Stated exercise: Keep only the lines where "административный" appears.

Collection entries:
··········

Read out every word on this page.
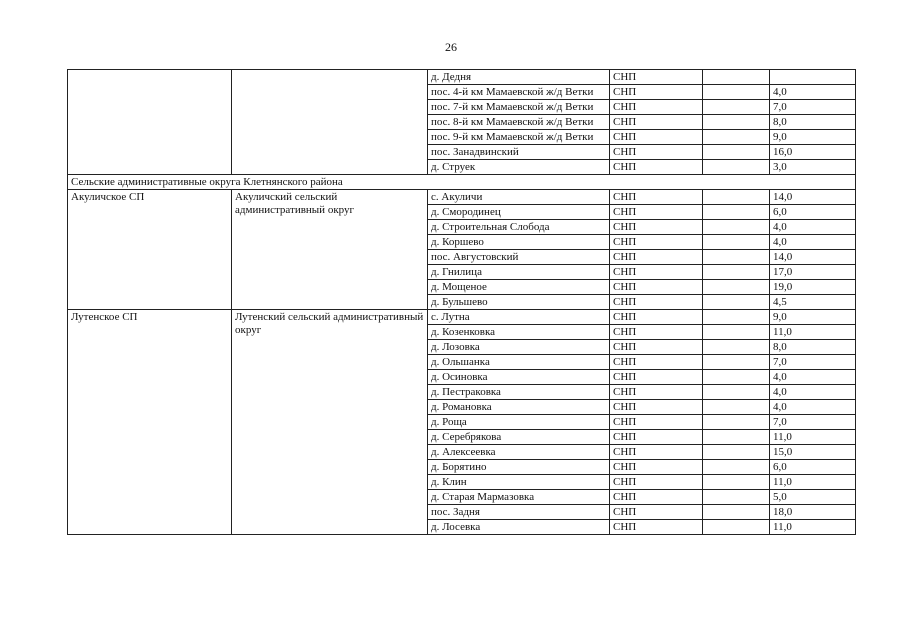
26
		д. Дедня	СНП		
		пос. 4-й км Мамаевской ж/д Ветки	СНП		4,0
		пос. 7-й км Мамаевской ж/д Ветки	СНП		7,0
		пос. 8-й км Мамаевской ж/д Ветки	СНП		8,0
		пос. 9-й км Мамаевской ж/д Ветки	СНП		9,0
		пос. Занадвинский	СНП		16,0
		д. Струек	СНП		3,0
Сельские административные округа Клетнянского района					
Акуличское СП	Акуличский сельский административный округ	с. Акуличи	СНП		14,0
		д. Смородинец	СНП		6,0
		д. Строительная Слобода	СНП		4,0
		д. Коршево	СНП		4,0
		пос. Августовский	СНП		14,0
		д. Гнилица	СНП		17,0
		д. Мощеное	СНП		19,0
		д. Бульшево	СНП		4,5
Лутенское СП	Лутенский сельский административный округ	с. Лутна	СНП		9,0
		д. Козенковка	СНП		11,0
		д. Лозовка	СНП		8,0
		д. Ольшанка	СНП		7,0
		д. Осиновка	СНП		4,0
		д. Пестраковка	СНП		4,0
		д. Романовка	СНП		4,0
		д. Роща	СНП		7,0
		д. Серебрякова	СНП		11,0
		д. Алексеевка	СНП		15,0
		д. Борятино	СНП		6,0
		д. Клин	СНП		11,0
		д. Старая Мармазовка	СНП		5,0
		пос. Задня	СНП		18,0
		д. Лосевка	СНП		11,0
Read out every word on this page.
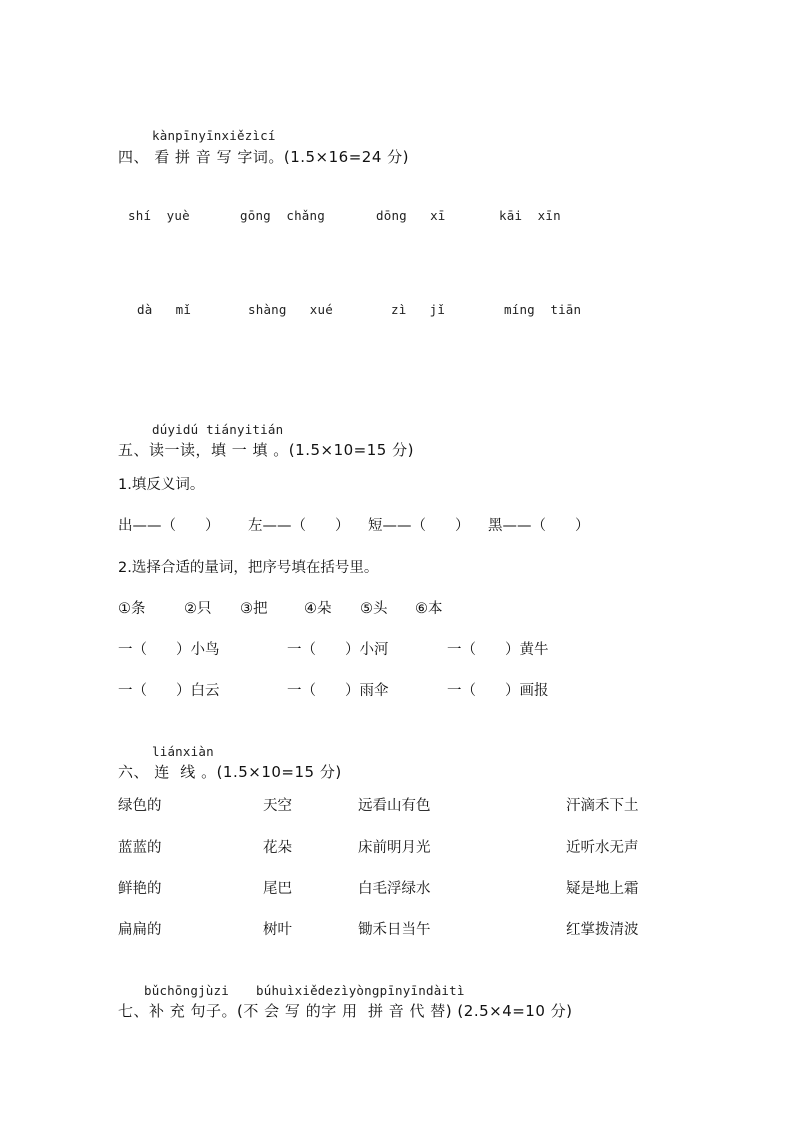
kànpīnyīnxiězìcí
四、 看 拼 音 写 字词。(1.5×16=24 分)
shí  yuè	gōng  chǎng	dōng   xī	kāi  xīn
dà   mǐ	shàng   xué	zì   jǐ	míng  tiān
dúyidú tiányitián
五、读一读，填 一 填 。(1.5×10=15 分)
1.填反义词。
出——（　　） 左——（　　） 短——（　　） 黑——（　　）
2.选择合适的量词，把序号填在括号里。
①条	②只 ③把	④朵 ⑤头 ⑥本
一（　　）小鸟	一（　　）小河	一（　　）黄牛
一（　　）白云	一（　　）雨伞	一（　　）画报
liánxiàn
六、 连  线 。(1.5×10=15 分)
绿色的	天空	远看山有色	汗滴禾下土
蓝蓝的	花朵	床前明月光	近听水无声
鲜艳的	尾巴	白毛浮绿水	疑是地上霜
扁扁的	树叶	锄禾日当午	红掌拨清波
bǔchōngjùzi búhuìxiědezìyòngpīnyīndàitì
七、补 充 句子。(不 会 写 的字 用  拼 音 代 替) (2.5×4=10 分)
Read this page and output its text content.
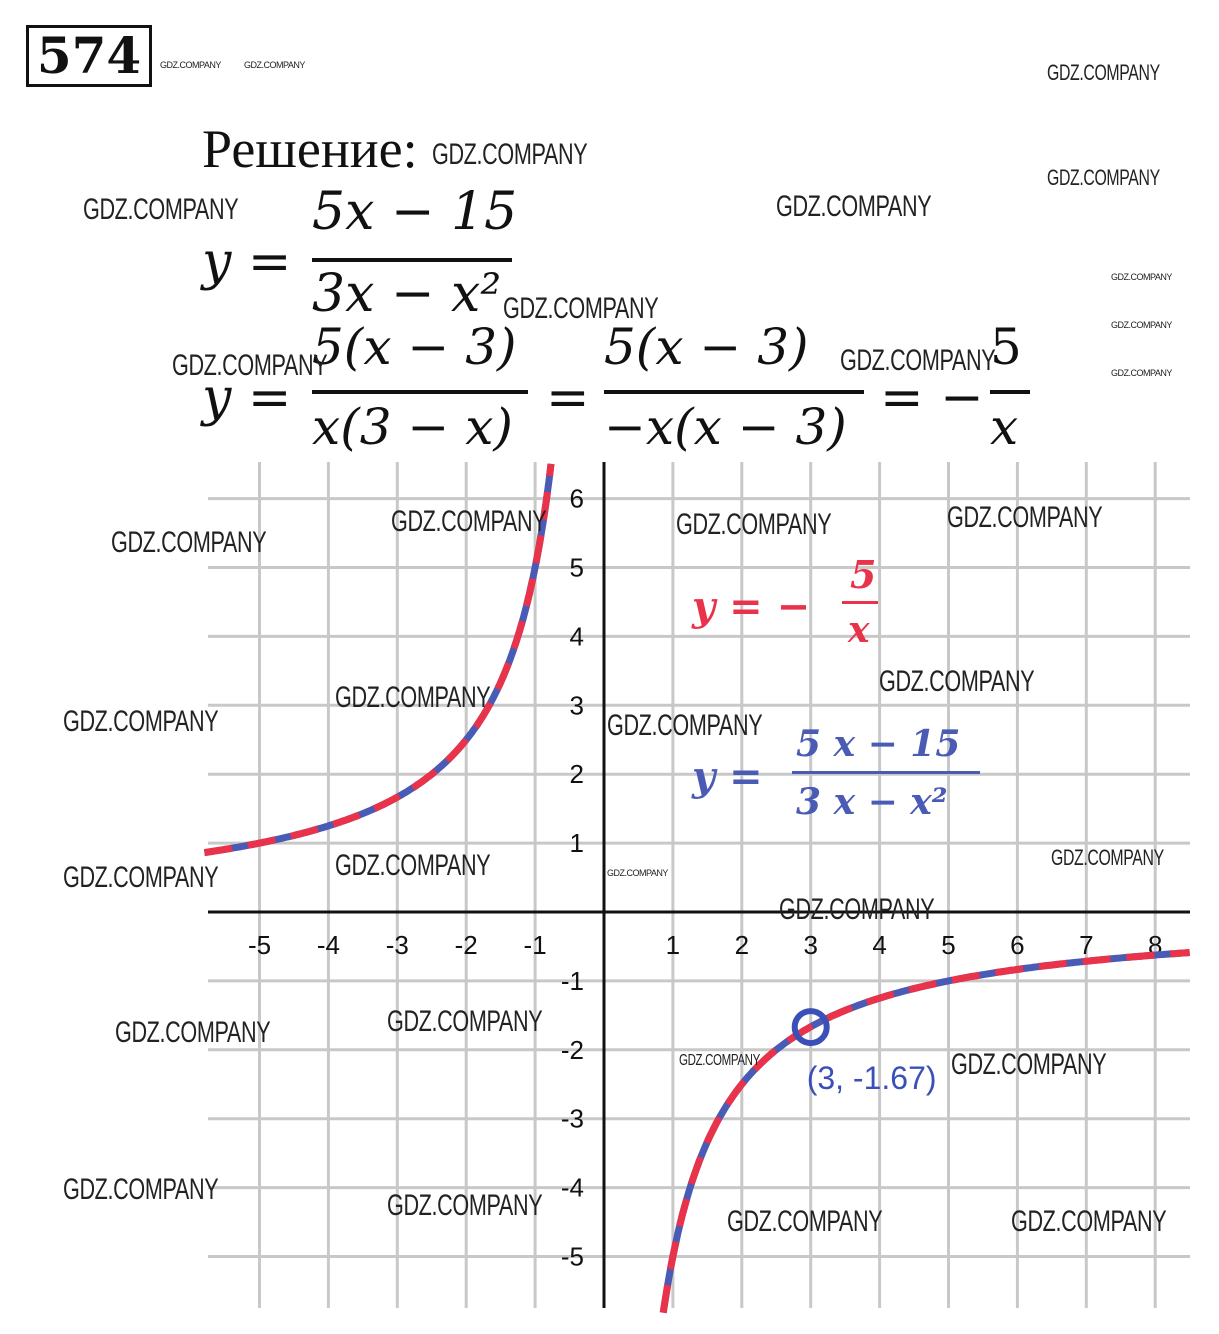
574
Решение:
y =
5x − 15
3x − x²
y =
5(x − 3)
x(3 − x) =
5(x − 3)
−x(x − 3) = −
5
x
-5 -4 -3 -2 -1	1 2 3 4 5 6 7 8
6
5
4
3
2
1
-1
-2
-3
-4
-5
y = −
5
x
y =
5 x − 15
3 x − x²
(3, -1.67)
GDZ.COMPANY
GDZ.COMPANY	GDZ.COMPANY
GDZ.COMPANY
GDZ.COMPANY
GDZ.COMPANY
GDZ.COMPANY	GDZ.COMPANY
GDZ.COMPANY
GDZ.COMPANY	GDZ.COMPANY	GDZ.COMPANY
GDZ.COMPANY
GDZ.COMPANY
GDZ.COMPANY	GDZ.COMPANY
GDZ.COMPANY
GDZ.COMPANY
GDZ.COMPANY
GDZ.COMPANY
GDZ.COMPANY	GDZ.COMPANY
GDZ.COMPANY
GDZ.COMPANY	GDZ.COMPANY	GDZ.COMPANY	GDZ.COMPANY
GDZ.COMPANY
GDZ.COMPANY	GDZ.COMPANY
GDZ.COMPANY
GDZ.COMPANY
GDZ.COMPANY
GDZ.COMPANY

··········

Correct result:
Акуличское СП	Акуличский сельский административный округ	с. Акуличи	СНП		14,0
Лутенское СП	Лутенский сельский административный округ	с. Лутна	СНП		9,0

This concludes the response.